• **Dataset items**
········

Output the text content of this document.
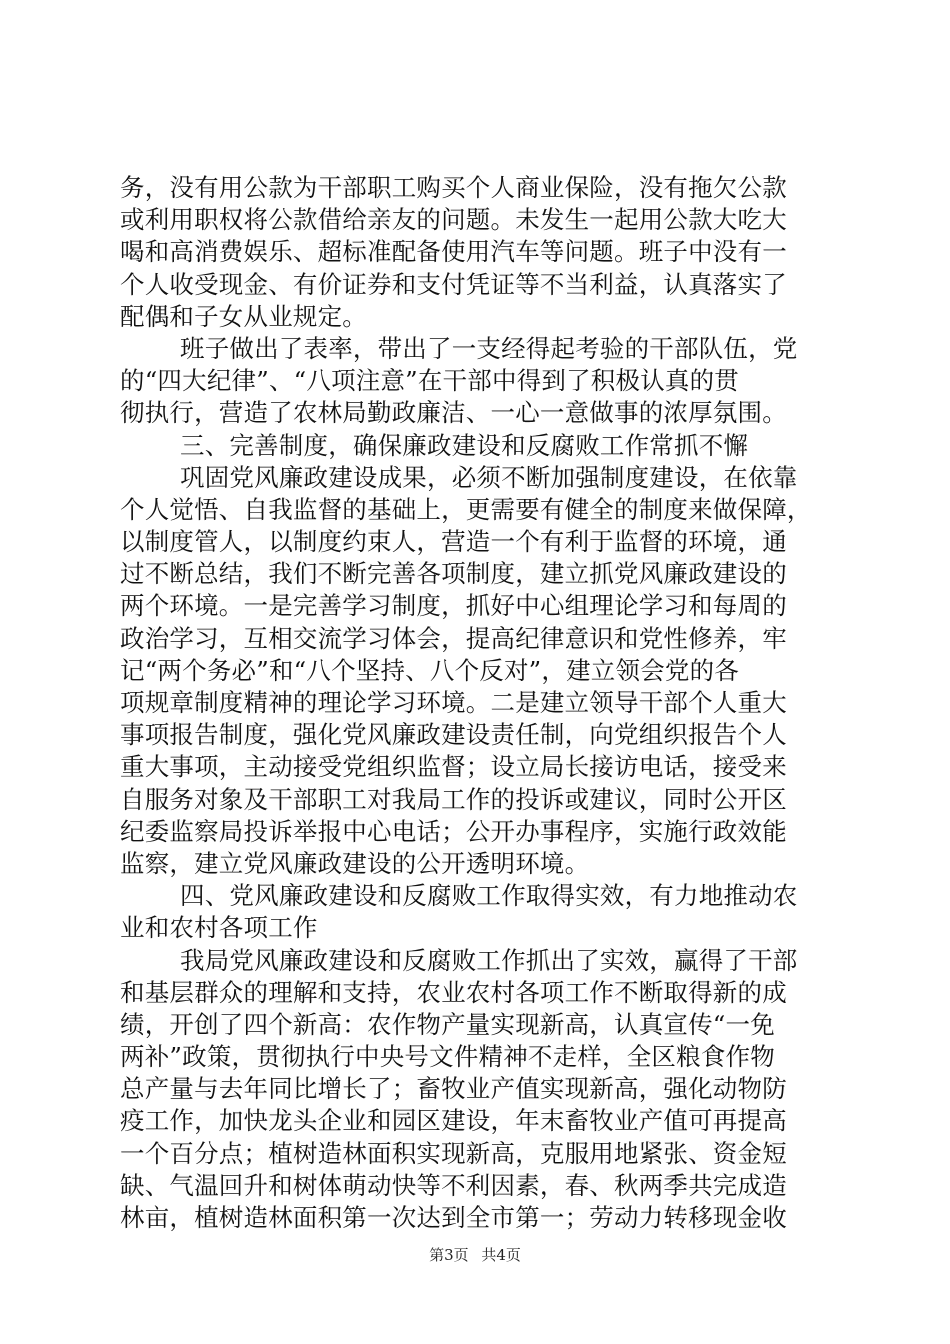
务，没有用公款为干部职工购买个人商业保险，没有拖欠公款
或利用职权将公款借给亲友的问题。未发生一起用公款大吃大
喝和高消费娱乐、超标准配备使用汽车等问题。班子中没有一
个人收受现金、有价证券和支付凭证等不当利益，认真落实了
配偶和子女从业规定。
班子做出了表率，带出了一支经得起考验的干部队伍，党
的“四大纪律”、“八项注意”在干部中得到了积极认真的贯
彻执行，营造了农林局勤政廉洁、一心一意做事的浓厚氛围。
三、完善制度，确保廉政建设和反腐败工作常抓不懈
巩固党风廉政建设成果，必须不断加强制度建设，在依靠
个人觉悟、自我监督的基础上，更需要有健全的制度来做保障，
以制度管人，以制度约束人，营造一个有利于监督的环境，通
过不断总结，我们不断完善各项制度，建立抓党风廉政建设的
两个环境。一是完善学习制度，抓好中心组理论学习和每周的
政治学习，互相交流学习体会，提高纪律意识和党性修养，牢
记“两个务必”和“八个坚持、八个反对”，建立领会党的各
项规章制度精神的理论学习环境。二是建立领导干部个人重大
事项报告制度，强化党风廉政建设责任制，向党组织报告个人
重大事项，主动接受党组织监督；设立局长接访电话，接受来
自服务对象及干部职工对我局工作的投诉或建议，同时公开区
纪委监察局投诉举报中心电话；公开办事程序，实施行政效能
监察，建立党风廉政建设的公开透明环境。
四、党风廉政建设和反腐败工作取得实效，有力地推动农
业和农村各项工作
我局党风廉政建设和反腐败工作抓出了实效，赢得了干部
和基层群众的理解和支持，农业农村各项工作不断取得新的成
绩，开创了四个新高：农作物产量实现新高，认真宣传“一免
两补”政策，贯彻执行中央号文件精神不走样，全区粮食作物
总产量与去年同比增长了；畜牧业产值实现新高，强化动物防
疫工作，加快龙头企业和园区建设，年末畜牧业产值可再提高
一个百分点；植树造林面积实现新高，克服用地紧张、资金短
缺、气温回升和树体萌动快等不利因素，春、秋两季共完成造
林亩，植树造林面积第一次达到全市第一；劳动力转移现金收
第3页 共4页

········

• **WHAT YOU HAVE TO DO**
Repeat the data above exactly, but not the pictures.

• **WRITTEN RESPONSE**
Output the text content of this document.
务，没有用公款为干部职工购买个人商业保险，没有拖欠公款
或利用职权将公款借给亲友的问题。未发生一起用公款大吃大
喝和高消费娱乐、超标准配备使用汽车等问题。班子中没有一
个人收受现金、有价证券和支付凭证等不当利益，认真落实了
配偶和子女从业规定。
班子做出了表率，带出了一支经得起考验的干部队伍，党
的“四大纪律”、“八项注意”在干部中得到了积极认真的贯
彻执行，营造了农林局勤政廉洁、一心一意做事的浓厚氛围。
三、完善制度，确保廉政建设和反腐败工作常抓不懈
巩固党风廉政建设成果，必须不断加强制度建设，在依靠
个人觉悟、自我监督的基础上，更需要有健全的制度来做保障，
以制度管人，以制度约束人，营造一个有利于监督的环境，通
过不断总结，我们不断完善各项制度，建立抓党风廉政建设的
两个环境。一是完善学习制度，抓好中心组理论学习和每周的
政治学习，互相交流学习体会，提高纪律意识和党性修养，牢
记“两个务必”和“八个坚持、八个反对”，建立领会党的各
项规章制度精神的理论学习环境。二是建立领导干部个人重大
事项报告制度，强化党风廉政建设责任制，向党组织报告个人
重大事项，主动接受党组织监督；设立局长接访电话，接受来
自服务对象及干部职工对我局工作的投诉或建议，同时公开区
纪委监察局投诉举报中心电话；公开办事程序，实施行政效能
监察，建立党风廉政建设的公开透明环境。
四、党风廉政建设和反腐败工作取得实效，有力地推动农
业和农村各项工作
我局党风廉政建设和反腐败工作抓出了实效，赢得了干部
和基层群众的理解和支持，农业农村各项工作不断取得新的成
绩，开创了四个新高：农作物产量实现新高，认真宣传“一免
两补”政策，贯彻执行中央号文件精神不走样，全区粮食作物
总产量与去年同比增长了；畜牧业产值实现新高，强化动物防
疫工作，加快龙头企业和园区建设，年末畜牧业产值可再提高
一个百分点；植树造林面积实现新高，克服用地紧张、资金短
缺、气温回升和树体萌动快等不利因素，春、秋两季共完成造
林亩，植树造林面积第一次达到全市第一；劳动力转移现金收
第3页 共4页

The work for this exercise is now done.